## Work to do:
Restate the full set of records exactly, without adding or dropping a word.

◆ ◆ ◆ ◆

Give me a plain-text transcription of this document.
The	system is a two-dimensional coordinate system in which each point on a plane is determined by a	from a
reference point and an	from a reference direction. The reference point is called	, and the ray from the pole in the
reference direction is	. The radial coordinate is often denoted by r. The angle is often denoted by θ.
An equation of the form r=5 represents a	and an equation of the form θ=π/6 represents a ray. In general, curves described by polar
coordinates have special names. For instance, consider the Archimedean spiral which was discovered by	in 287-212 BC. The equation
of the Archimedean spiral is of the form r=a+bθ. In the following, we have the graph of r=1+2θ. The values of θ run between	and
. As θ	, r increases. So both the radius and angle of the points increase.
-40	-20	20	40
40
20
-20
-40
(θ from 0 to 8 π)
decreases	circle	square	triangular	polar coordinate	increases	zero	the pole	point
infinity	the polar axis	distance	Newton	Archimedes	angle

◆ ◆ ◆ ◆

## Task response:
Give me a plain-text transcription of this document.
The	system is a two-dimensional coordinate system in which each point on a plane is determined by a	from a
reference point and an	from a reference direction. The reference point is called	, and the ray from the pole in the
reference direction is	. The radial coordinate is often denoted by r. The angle is often denoted by θ.
An equation of the form r=5 represents a	and an equation of the form θ=π/6 represents a ray. In general, curves described by polar
coordinates have special names. For instance, consider the Archimedean spiral which was discovered by	in 287-212 BC. The equation
of the Archimedean spiral is of the form r=a+bθ. In the following, we have the graph of r=1+2θ. The values of θ run between	and
. As θ	, r increases. So both the radius and angle of the points increase.
-40	-20	20	40
40
20
-20
-40
(θ from 0 to 8 π)
decreases	circle	square	triangular	polar coordinate	increases	zero	the pole	point
infinity	the polar axis	distance	Newton	Archimedes	angle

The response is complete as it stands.